* _DIRECTION_
Answer with a single number: the count of lines that hold "charged".

== EXCERPTED DATA ==

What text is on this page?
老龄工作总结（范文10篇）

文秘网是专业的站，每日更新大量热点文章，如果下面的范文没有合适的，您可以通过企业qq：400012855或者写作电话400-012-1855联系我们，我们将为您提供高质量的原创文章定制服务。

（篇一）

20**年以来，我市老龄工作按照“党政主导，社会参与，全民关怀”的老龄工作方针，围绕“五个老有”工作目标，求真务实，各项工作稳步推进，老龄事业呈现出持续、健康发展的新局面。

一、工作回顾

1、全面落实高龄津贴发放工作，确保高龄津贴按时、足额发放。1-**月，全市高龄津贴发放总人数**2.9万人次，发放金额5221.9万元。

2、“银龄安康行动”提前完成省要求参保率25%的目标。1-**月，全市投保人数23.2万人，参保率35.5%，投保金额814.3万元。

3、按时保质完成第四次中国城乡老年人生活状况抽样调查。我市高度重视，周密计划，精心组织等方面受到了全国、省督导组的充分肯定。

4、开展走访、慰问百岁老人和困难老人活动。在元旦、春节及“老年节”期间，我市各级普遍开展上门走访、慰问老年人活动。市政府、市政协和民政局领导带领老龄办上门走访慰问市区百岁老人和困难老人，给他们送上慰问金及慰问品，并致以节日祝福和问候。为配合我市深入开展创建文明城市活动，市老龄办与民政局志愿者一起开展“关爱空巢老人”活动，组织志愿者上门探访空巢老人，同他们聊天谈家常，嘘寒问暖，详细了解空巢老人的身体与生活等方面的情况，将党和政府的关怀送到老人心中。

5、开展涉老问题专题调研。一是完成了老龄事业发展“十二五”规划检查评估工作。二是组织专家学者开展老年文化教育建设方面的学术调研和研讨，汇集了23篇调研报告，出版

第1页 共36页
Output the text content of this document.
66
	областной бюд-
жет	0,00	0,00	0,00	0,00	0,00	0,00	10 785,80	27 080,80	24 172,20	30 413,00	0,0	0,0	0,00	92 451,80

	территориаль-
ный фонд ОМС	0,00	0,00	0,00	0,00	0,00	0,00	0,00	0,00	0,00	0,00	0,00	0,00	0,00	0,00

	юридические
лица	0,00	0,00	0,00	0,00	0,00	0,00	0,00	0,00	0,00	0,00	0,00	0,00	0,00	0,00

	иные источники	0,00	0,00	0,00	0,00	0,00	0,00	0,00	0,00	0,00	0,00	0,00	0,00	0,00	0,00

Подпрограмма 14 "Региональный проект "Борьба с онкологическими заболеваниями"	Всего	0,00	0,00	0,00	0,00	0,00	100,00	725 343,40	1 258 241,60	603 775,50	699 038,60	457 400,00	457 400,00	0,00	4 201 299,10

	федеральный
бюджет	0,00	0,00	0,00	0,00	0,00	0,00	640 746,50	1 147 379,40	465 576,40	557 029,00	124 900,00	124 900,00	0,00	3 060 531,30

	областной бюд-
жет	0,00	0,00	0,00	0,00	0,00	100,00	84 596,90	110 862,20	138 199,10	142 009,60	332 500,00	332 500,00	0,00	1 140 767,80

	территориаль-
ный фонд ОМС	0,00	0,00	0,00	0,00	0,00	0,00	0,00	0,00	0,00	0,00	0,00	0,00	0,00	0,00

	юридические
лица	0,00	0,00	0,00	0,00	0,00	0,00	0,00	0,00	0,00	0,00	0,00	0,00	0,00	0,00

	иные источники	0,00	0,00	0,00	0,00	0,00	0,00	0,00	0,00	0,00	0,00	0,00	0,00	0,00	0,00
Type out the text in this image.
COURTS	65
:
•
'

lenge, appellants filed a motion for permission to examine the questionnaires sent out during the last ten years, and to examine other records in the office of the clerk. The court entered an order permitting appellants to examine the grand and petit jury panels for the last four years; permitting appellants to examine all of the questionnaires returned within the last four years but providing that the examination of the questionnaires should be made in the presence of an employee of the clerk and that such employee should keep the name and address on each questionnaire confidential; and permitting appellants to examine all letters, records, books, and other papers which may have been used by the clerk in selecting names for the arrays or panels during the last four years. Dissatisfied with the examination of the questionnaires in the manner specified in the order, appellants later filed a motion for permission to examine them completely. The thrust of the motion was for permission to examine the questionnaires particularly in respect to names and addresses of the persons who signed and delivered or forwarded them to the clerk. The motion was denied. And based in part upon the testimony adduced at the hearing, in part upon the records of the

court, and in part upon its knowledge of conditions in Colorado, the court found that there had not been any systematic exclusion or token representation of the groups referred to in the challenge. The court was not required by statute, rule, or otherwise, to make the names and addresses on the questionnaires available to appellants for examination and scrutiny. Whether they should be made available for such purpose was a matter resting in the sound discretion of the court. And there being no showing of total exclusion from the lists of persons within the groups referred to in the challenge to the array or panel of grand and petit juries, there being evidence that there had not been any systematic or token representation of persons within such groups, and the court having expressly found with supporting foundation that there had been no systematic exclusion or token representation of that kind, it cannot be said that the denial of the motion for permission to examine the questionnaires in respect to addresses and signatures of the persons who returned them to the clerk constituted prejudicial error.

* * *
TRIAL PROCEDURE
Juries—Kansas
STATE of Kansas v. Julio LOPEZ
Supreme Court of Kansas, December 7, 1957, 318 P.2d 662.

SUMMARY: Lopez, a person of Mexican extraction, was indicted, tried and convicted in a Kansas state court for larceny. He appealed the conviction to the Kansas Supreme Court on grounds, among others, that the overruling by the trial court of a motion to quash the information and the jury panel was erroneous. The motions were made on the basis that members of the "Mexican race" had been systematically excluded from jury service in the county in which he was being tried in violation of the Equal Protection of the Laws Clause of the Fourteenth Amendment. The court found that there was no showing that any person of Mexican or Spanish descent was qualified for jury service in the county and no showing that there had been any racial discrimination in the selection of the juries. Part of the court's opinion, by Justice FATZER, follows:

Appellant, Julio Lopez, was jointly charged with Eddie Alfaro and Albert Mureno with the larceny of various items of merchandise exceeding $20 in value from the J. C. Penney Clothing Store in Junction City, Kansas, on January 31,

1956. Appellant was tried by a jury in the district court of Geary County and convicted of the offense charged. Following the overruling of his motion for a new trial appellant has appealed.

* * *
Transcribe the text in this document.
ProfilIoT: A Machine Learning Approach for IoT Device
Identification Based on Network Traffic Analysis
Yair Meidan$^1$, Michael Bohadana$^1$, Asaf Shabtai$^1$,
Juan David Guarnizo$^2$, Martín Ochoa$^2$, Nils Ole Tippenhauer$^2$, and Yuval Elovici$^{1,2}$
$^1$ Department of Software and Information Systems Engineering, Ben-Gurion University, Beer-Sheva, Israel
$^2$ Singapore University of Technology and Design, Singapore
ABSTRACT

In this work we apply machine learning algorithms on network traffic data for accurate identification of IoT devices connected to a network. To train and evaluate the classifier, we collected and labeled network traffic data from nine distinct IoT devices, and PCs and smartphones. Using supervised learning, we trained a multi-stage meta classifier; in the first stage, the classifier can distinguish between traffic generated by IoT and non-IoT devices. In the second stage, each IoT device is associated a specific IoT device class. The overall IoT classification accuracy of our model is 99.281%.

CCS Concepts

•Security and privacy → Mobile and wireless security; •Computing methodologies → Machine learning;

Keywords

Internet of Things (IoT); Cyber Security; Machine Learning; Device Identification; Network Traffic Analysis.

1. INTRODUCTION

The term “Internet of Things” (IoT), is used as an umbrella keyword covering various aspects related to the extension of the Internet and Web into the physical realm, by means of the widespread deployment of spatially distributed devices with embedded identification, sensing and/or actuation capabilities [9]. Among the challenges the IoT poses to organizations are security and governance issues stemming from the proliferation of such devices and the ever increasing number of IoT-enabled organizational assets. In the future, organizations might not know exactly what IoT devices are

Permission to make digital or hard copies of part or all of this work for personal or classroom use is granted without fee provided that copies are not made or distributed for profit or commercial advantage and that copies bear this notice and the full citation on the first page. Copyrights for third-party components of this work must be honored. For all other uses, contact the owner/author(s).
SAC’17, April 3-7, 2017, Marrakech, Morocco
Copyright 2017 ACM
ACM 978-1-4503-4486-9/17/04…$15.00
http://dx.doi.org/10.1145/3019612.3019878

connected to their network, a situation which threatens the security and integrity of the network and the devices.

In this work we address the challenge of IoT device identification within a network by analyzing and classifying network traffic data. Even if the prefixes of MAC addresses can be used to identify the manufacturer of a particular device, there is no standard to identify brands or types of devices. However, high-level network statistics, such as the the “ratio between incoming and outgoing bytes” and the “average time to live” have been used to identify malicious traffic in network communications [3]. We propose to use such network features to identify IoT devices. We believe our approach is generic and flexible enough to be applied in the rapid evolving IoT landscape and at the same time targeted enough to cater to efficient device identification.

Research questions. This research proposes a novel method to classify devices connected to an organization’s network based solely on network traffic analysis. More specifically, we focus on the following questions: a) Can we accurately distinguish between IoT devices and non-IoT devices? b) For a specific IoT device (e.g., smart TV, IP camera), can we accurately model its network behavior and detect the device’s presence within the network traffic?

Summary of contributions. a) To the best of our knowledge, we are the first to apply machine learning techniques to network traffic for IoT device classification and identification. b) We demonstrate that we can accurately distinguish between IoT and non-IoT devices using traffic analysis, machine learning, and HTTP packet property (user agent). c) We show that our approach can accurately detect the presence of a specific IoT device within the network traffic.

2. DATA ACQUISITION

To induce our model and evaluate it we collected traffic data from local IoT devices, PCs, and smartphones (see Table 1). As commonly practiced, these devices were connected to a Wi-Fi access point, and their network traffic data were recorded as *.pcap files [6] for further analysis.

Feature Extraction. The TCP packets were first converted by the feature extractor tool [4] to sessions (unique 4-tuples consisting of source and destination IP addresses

===

* _ANSWER IN FULL_
2